Copy the lines that follow, keeping every character the same.
___ Dataset records ___
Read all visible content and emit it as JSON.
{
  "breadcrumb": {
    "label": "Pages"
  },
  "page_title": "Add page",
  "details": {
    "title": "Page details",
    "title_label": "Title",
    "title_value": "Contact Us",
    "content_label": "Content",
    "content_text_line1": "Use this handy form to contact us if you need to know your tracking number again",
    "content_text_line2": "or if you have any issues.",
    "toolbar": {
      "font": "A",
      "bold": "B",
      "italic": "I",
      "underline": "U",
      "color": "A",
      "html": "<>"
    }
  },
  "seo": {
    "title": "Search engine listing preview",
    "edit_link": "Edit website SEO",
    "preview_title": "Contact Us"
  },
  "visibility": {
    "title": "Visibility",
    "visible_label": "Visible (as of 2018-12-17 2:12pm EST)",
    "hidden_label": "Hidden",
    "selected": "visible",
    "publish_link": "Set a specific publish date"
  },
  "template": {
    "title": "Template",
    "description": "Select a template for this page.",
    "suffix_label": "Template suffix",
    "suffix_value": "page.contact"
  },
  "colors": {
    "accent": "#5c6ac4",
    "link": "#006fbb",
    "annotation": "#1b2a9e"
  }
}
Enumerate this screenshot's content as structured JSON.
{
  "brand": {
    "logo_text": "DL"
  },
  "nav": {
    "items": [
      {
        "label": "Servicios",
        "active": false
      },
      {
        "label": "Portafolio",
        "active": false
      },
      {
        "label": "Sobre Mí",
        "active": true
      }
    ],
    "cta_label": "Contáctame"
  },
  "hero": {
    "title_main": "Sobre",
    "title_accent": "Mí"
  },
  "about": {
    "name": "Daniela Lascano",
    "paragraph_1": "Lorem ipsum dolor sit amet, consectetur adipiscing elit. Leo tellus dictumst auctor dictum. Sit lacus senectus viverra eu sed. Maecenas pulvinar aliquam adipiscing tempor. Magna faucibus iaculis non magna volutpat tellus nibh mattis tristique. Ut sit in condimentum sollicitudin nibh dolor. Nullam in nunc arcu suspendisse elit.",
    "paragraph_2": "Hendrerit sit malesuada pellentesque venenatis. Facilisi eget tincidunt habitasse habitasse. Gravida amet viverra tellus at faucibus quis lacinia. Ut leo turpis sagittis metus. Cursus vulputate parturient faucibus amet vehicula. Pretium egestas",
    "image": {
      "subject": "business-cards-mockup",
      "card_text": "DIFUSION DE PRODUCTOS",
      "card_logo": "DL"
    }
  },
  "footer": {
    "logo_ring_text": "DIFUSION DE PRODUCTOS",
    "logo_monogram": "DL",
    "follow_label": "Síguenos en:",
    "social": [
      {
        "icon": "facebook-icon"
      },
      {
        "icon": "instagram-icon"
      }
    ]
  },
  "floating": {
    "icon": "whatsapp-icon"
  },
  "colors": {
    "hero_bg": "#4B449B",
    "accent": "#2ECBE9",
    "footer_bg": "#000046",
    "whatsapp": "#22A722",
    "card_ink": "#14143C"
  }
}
___
◆ Exercise response:
Read all visible content and emit it as JSON.
{
  "breadcrumb": {
    "label": "Pages"
  },
  "page_title": "Add page",
  "details": {
    "title": "Page details",
    "title_label": "Title",
    "title_value": "Contact Us",
    "content_label": "Content",
    "content_text_line1": "Use this handy form to contact us if you need to know your tracking number again",
    "content_text_line2": "or if you have any issues.",
    "toolbar": {
      "font": "A",
      "bold": "B",
      "italic": "I",
      "underline": "U",
      "color": "A",
      "html": "<>"
    }
  },
  "seo": {
    "title": "Search engine listing preview",
    "edit_link": "Edit website SEO",
    "preview_title": "Contact Us"
  },
  "visibility": {
    "title": "Visibility",
    "visible_label": "Visible (as of 2018-12-17 2:12pm EST)",
    "hidden_label": "Hidden",
    "selected": "visible",
    "publish_link": "Set a specific publish date"
  },
  "template": {
    "title": "Template",
    "description": "Select a template for this page.",
    "suffix_label": "Template suffix",
    "suffix_value": "page.contact"
  },
  "colors": {
    "accent": "#5c6ac4",
    "link": "#006fbb",
    "annotation": "#1b2a9e"
  }
}
Enumerate this screenshot's content as structured JSON.
{
  "brand": {
    "logo_text": "DL"
  },
  "nav": {
    "items": [
      {
        "label": "Servicios",
        "active": false
      },
      {
        "label": "Portafolio",
        "active": false
      },
      {
        "label": "Sobre Mí",
        "active": true
      }
    ],
    "cta_label": "Contáctame"
  },
  "hero": {
    "title_main": "Sobre",
    "title_accent": "Mí"
  },
  "about": {
    "name": "Daniela Lascano",
    "paragraph_1": "Lorem ipsum dolor sit amet, consectetur adipiscing elit. Leo tellus dictumst auctor dictum. Sit lacus senectus viverra eu sed. Maecenas pulvinar aliquam adipiscing tempor. Magna faucibus iaculis non magna volutpat tellus nibh mattis tristique. Ut sit in condimentum sollicitudin nibh dolor. Nullam in nunc arcu suspendisse elit.",
    "paragraph_2": "Hendrerit sit malesuada pellentesque venenatis. Facilisi eget tincidunt habitasse habitasse. Gravida amet viverra tellus at faucibus quis lacinia. Ut leo turpis sagittis metus. Cursus vulputate parturient faucibus amet vehicula. Pretium egestas",
    "image": {
      "subject": "business-cards-mockup",
      "card_text": "DIFUSION DE PRODUCTOS",
      "card_logo": "DL"
    }
  },
  "footer": {
    "logo_ring_text": "DIFUSION DE PRODUCTOS",
    "logo_monogram": "DL",
    "follow_label": "Síguenos en:",
    "social": [
      {
        "icon": "facebook-icon"
      },
      {
        "icon": "instagram-icon"
      }
    ]
  },
  "floating": {
    "icon": "whatsapp-icon"
  },
  "colors": {
    "hero_bg": "#4B449B",
    "accent": "#2ECBE9",
    "footer_bg": "#000046",
    "whatsapp": "#22A722",
    "card_ink": "#14143C"
  }
}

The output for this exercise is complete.